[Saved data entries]
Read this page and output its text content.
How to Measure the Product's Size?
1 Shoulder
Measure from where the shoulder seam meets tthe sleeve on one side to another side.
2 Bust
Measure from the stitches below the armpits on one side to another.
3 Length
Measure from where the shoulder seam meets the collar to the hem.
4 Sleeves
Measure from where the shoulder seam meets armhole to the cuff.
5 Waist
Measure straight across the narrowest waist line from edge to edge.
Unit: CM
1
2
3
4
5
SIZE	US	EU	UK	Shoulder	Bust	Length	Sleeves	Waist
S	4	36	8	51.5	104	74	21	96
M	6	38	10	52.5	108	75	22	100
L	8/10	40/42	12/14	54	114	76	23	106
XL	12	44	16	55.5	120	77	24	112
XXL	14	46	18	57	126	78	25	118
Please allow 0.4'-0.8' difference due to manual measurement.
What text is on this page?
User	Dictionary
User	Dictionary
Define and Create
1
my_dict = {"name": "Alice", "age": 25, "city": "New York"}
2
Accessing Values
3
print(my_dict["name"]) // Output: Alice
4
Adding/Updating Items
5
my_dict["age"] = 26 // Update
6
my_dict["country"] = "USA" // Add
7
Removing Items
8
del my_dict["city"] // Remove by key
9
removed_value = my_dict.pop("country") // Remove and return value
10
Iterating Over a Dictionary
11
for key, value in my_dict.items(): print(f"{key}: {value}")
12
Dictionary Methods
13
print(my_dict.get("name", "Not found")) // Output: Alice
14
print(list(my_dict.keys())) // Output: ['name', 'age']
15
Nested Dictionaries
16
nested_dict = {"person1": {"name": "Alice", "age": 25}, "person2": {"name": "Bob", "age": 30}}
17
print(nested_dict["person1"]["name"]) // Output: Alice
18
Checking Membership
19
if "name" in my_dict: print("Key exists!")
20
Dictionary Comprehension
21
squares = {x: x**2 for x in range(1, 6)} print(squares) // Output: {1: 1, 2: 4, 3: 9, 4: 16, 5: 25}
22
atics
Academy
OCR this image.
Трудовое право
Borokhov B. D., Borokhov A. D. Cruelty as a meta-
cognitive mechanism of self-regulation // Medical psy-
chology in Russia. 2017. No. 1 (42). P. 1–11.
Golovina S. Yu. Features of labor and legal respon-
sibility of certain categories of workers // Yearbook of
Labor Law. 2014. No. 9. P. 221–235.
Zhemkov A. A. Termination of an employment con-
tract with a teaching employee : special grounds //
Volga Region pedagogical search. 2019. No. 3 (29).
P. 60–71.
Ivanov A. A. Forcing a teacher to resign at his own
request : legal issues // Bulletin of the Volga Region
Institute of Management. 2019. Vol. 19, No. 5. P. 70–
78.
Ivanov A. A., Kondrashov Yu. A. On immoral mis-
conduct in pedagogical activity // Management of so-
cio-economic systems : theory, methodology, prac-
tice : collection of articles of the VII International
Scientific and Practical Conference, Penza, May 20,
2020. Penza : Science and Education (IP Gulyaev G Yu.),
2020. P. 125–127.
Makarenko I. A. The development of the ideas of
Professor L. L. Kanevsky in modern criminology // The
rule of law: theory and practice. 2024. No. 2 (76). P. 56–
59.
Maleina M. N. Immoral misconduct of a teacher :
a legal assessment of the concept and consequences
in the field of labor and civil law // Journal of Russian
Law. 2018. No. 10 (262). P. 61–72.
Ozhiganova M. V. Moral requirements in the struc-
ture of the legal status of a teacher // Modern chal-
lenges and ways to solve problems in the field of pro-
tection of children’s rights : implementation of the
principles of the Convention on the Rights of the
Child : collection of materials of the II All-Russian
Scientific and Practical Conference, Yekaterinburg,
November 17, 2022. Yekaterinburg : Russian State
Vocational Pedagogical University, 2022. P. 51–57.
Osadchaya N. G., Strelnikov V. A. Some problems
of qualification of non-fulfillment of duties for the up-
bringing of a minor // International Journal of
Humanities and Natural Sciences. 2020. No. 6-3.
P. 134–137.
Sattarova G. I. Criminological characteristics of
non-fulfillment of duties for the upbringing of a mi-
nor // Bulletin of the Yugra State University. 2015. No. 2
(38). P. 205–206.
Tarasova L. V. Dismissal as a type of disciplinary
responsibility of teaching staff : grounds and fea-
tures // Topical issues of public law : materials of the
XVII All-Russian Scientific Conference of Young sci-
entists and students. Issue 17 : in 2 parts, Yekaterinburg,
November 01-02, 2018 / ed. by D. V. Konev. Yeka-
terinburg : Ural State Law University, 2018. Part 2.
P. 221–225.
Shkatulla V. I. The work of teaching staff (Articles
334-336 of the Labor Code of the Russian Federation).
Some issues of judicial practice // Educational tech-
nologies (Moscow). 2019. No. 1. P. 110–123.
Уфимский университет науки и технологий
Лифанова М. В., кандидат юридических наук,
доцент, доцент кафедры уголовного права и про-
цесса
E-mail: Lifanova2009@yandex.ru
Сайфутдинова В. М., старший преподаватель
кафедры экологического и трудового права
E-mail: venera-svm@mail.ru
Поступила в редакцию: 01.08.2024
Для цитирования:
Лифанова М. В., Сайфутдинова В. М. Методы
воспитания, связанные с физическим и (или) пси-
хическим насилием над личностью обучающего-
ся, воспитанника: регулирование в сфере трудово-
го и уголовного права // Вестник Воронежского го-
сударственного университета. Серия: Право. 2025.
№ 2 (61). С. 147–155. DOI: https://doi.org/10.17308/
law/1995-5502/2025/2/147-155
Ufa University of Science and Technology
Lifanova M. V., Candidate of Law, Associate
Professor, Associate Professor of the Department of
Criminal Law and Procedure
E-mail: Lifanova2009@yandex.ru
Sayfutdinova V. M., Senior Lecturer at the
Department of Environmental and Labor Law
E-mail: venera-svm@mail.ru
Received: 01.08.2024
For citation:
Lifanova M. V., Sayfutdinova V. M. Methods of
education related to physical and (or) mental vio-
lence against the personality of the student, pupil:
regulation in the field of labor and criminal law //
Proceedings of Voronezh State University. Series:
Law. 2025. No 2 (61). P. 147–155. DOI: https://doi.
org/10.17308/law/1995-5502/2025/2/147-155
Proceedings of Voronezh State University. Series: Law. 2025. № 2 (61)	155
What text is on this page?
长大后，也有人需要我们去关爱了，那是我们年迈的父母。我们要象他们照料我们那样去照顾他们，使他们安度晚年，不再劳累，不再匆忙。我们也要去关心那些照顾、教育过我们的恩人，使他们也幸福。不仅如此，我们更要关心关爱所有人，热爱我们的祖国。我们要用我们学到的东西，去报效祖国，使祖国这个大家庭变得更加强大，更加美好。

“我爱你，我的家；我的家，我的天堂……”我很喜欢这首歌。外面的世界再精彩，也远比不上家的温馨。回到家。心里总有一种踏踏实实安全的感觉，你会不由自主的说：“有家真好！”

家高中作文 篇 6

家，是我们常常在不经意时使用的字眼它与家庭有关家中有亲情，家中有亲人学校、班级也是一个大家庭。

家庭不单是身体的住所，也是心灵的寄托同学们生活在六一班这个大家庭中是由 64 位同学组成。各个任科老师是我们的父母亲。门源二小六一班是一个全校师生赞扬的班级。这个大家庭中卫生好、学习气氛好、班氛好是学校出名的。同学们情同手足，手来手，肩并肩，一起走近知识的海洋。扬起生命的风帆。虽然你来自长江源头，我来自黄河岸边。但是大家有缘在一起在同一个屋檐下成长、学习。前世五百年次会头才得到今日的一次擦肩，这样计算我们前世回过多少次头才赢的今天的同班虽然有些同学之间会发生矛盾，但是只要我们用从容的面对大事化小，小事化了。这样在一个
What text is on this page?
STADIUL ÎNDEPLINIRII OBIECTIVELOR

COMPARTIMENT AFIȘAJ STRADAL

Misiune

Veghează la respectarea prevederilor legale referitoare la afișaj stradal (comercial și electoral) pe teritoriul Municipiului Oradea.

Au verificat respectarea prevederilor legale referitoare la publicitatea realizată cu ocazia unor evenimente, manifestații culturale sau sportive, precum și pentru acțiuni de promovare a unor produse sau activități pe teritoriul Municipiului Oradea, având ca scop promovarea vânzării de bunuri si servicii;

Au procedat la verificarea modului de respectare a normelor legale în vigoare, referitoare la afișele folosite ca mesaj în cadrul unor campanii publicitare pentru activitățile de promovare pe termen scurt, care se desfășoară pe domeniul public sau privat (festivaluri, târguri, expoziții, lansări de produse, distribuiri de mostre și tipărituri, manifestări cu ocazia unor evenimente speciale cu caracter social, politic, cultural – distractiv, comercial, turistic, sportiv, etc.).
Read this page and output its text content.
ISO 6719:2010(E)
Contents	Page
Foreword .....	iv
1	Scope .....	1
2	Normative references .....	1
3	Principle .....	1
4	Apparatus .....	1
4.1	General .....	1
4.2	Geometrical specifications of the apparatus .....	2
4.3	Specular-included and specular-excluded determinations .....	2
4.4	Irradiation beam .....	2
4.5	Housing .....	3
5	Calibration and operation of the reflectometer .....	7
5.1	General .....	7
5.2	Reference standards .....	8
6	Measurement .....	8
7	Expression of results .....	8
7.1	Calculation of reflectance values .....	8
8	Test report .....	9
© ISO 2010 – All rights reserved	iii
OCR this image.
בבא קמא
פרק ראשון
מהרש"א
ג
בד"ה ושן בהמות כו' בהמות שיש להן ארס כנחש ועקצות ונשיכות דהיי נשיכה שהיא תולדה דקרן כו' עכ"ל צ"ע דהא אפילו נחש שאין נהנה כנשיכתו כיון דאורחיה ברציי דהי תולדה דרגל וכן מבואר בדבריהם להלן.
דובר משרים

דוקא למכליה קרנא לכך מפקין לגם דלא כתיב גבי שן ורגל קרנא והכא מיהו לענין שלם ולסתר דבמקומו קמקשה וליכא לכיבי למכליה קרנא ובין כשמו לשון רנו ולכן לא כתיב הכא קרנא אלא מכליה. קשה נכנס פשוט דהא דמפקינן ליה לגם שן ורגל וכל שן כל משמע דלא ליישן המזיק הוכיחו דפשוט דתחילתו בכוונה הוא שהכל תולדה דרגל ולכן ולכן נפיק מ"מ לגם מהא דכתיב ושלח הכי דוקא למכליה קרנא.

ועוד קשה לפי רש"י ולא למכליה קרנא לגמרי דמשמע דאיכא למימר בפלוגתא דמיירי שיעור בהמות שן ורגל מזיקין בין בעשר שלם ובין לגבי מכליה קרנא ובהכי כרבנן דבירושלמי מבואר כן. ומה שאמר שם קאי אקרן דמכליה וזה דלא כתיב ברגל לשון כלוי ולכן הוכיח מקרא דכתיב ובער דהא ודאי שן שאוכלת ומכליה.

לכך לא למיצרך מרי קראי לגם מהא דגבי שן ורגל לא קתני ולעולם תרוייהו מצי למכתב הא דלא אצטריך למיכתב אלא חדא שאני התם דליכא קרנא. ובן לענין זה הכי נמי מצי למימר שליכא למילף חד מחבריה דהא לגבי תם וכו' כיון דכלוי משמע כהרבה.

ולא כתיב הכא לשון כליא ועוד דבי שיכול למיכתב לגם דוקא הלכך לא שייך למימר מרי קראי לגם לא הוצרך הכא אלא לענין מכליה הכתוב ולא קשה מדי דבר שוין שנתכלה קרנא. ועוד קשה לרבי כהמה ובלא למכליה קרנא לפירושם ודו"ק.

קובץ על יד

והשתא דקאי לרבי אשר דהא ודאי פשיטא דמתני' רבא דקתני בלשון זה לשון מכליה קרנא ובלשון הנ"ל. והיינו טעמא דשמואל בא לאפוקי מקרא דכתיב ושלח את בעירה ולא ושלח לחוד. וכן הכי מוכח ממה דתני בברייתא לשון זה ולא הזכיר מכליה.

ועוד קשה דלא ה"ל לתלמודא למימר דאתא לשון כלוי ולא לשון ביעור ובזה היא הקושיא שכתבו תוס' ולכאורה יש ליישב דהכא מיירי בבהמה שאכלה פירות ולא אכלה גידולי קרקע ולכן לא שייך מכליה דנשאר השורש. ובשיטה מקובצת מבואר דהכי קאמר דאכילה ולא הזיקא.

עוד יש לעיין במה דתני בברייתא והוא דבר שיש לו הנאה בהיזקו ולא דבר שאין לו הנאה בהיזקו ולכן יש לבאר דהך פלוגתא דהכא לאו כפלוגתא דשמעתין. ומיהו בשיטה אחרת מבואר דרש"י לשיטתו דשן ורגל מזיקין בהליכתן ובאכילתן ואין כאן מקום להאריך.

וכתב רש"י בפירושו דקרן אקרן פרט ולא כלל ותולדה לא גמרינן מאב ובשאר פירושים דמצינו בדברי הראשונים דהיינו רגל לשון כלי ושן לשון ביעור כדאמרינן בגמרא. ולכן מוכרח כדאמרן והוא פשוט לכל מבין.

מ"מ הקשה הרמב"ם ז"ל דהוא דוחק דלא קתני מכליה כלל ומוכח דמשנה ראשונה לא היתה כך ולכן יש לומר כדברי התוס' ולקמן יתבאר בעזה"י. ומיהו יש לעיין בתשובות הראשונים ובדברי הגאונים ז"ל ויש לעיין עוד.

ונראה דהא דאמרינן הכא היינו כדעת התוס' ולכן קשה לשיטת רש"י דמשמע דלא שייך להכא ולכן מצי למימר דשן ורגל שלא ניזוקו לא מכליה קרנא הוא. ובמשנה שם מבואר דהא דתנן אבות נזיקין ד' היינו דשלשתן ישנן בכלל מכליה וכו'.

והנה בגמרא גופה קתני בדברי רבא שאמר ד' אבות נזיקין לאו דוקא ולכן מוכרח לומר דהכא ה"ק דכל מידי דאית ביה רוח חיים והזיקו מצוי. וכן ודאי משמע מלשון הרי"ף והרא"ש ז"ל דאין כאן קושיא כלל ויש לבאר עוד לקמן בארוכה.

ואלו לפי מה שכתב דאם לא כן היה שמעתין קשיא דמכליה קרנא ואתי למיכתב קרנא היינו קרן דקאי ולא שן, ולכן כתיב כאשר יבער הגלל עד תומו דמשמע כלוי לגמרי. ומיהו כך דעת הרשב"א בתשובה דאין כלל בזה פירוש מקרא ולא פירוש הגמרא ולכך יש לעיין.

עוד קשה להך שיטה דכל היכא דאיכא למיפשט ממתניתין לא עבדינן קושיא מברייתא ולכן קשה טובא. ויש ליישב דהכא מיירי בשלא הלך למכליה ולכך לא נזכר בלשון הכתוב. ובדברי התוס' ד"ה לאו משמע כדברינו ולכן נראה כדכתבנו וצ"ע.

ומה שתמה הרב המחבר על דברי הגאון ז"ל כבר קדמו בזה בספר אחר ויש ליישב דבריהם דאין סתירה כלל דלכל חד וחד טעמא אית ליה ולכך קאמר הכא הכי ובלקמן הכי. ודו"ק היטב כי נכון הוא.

→ **THE TASK**: Note every line above where the string "כיון" shows up, and copy those lines.

→ **CORRECT RESULT**:
בד"ה ושן בהמות כו' בהמות שיש להן ארס כנחש ועקצות ונשיכות דהיי נשיכה שהיא תולדה דקרן כו' עכ"ל צ"ע דהא אפילו נחש שאין נהנה כנשיכתו כיון דאורחיה ברציי דהי תולדה דרגל וכן מבואר בדבריהם להלן.
לכך לא למיצרך מרי קראי לגם מהא דגבי שן ורגל לא קתני ולעולם תרוייהו מצי למכתב הא דלא אצטריך למיכתב אלא חדא שאני התם דליכא קרנא. ובן לענין זה הכי נמי מצי למימר שליכא למילף חד מחבריה דהא לגבי תם וכו' כיון דכלוי משמע כהרבה.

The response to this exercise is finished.